# TASK DETAILS:
Reproduce all of the data that follows, character for character.

[Dataset entries]
[start]

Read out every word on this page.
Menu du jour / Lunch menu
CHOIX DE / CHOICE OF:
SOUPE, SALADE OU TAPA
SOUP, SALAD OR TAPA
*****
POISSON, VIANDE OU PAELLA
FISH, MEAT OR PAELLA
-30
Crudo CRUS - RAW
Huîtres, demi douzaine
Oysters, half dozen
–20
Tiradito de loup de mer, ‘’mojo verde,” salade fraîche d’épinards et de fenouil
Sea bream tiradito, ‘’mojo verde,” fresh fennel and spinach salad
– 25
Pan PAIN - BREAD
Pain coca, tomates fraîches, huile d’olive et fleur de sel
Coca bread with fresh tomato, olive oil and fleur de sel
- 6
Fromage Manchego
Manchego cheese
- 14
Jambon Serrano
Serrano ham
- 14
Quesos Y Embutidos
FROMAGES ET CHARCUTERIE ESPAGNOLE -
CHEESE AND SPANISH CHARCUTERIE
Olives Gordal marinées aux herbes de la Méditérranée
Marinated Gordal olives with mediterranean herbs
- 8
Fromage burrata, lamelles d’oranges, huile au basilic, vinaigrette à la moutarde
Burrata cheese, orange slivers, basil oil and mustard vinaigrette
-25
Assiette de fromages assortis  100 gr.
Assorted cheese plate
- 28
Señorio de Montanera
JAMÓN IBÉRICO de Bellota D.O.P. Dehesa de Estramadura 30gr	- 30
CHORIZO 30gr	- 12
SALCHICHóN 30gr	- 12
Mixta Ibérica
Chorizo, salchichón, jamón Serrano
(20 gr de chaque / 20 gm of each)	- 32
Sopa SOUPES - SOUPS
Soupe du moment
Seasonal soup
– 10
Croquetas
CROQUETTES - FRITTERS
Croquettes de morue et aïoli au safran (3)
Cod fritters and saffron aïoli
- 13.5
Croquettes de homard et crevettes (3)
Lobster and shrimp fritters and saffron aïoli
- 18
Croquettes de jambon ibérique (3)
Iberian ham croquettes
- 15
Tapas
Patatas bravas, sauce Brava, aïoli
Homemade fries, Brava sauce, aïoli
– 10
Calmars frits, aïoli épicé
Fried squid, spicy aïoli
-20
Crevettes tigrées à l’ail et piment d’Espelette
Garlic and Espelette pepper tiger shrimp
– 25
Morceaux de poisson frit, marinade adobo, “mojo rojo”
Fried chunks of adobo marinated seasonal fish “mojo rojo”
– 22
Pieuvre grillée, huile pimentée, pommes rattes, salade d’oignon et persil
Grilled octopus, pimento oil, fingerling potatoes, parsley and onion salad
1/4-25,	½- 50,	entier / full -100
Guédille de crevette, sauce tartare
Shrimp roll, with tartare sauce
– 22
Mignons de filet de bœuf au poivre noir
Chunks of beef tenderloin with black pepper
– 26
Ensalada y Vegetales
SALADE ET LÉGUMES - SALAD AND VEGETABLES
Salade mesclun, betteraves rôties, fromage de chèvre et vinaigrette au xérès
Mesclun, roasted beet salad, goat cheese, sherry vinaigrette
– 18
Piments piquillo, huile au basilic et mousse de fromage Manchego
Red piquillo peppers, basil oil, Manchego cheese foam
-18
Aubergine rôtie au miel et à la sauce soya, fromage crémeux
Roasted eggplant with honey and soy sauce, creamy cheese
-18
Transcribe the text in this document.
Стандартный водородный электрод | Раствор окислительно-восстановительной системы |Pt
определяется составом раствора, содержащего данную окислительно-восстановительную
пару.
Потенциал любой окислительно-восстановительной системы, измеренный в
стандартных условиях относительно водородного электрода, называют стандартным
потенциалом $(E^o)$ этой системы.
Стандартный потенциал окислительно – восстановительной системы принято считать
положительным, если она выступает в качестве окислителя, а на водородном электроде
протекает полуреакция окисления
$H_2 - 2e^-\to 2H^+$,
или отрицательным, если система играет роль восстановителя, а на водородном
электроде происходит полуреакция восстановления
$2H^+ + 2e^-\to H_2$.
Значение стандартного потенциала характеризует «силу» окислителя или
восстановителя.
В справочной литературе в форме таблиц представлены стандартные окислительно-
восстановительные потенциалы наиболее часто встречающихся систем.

[end]

# RESPONSE FOR THIS EXERCISE:
Read out every word on this page.
Menu du jour / Lunch menu
CHOIX DE / CHOICE OF:
SOUPE, SALADE OU TAPA
SOUP, SALAD OR TAPA
*****
POISSON, VIANDE OU PAELLA
FISH, MEAT OR PAELLA
-30
Crudo CRUS - RAW
Huîtres, demi douzaine
Oysters, half dozen
–20
Tiradito de loup de mer, ‘’mojo verde,” salade fraîche d’épinards et de fenouil
Sea bream tiradito, ‘’mojo verde,” fresh fennel and spinach salad
– 25
Pan PAIN - BREAD
Pain coca, tomates fraîches, huile d’olive et fleur de sel
Coca bread with fresh tomato, olive oil and fleur de sel
- 6
Fromage Manchego
Manchego cheese
- 14
Jambon Serrano
Serrano ham
- 14
Quesos Y Embutidos
FROMAGES ET CHARCUTERIE ESPAGNOLE -
CHEESE AND SPANISH CHARCUTERIE
Olives Gordal marinées aux herbes de la Méditérranée
Marinated Gordal olives with mediterranean herbs
- 8
Fromage burrata, lamelles d’oranges, huile au basilic, vinaigrette à la moutarde
Burrata cheese, orange slivers, basil oil and mustard vinaigrette
-25
Assiette de fromages assortis  100 gr.
Assorted cheese plate
- 28
Señorio de Montanera
JAMÓN IBÉRICO de Bellota D.O.P. Dehesa de Estramadura 30gr	- 30
CHORIZO 30gr	- 12
SALCHICHóN 30gr	- 12
Mixta Ibérica
Chorizo, salchichón, jamón Serrano
(20 gr de chaque / 20 gm of each)	- 32
Sopa SOUPES - SOUPS
Soupe du moment
Seasonal soup
– 10
Croquetas
CROQUETTES - FRITTERS
Croquettes de morue et aïoli au safran (3)
Cod fritters and saffron aïoli
- 13.5
Croquettes de homard et crevettes (3)
Lobster and shrimp fritters and saffron aïoli
- 18
Croquettes de jambon ibérique (3)
Iberian ham croquettes
- 15
Tapas
Patatas bravas, sauce Brava, aïoli
Homemade fries, Brava sauce, aïoli
– 10
Calmars frits, aïoli épicé
Fried squid, spicy aïoli
-20
Crevettes tigrées à l’ail et piment d’Espelette
Garlic and Espelette pepper tiger shrimp
– 25
Morceaux de poisson frit, marinade adobo, “mojo rojo”
Fried chunks of adobo marinated seasonal fish “mojo rojo”
– 22
Pieuvre grillée, huile pimentée, pommes rattes, salade d’oignon et persil
Grilled octopus, pimento oil, fingerling potatoes, parsley and onion salad
1/4-25,	½- 50,	entier / full -100
Guédille de crevette, sauce tartare
Shrimp roll, with tartare sauce
– 22
Mignons de filet de bœuf au poivre noir
Chunks of beef tenderloin with black pepper
– 26
Ensalada y Vegetales
SALADE ET LÉGUMES - SALAD AND VEGETABLES
Salade mesclun, betteraves rôties, fromage de chèvre et vinaigrette au xérès
Mesclun, roasted beet salad, goat cheese, sherry vinaigrette
– 18
Piments piquillo, huile au basilic et mousse de fromage Manchego
Red piquillo peppers, basil oil, Manchego cheese foam
-18
Aubergine rôtie au miel et à la sauce soya, fromage crémeux
Roasted eggplant with honey and soy sauce, creamy cheese
-18
Transcribe the text in this document.
Стандартный водородный электрод | Раствор окислительно-восстановительной системы |Pt
определяется составом раствора, содержащего данную окислительно-восстановительную
пару.
Потенциал любой окислительно-восстановительной системы, измеренный в
стандартных условиях относительно водородного электрода, называют стандартным
потенциалом $(E^o)$ этой системы.
Стандартный потенциал окислительно – восстановительной системы принято считать
положительным, если она выступает в качестве окислителя, а на водородном электроде
протекает полуреакция окисления
$H_2 - 2e^-\to 2H^+$,
или отрицательным, если система играет роль восстановителя, а на водородном
электроде происходит полуреакция восстановления
$2H^+ + 2e^-\to H_2$.
Значение стандартного потенциала характеризует «силу» окислителя или
восстановителя.
В справочной литературе в форме таблиц представлены стандартные окислительно-
восстановительные потенциалы наиболее часто встречающихся систем.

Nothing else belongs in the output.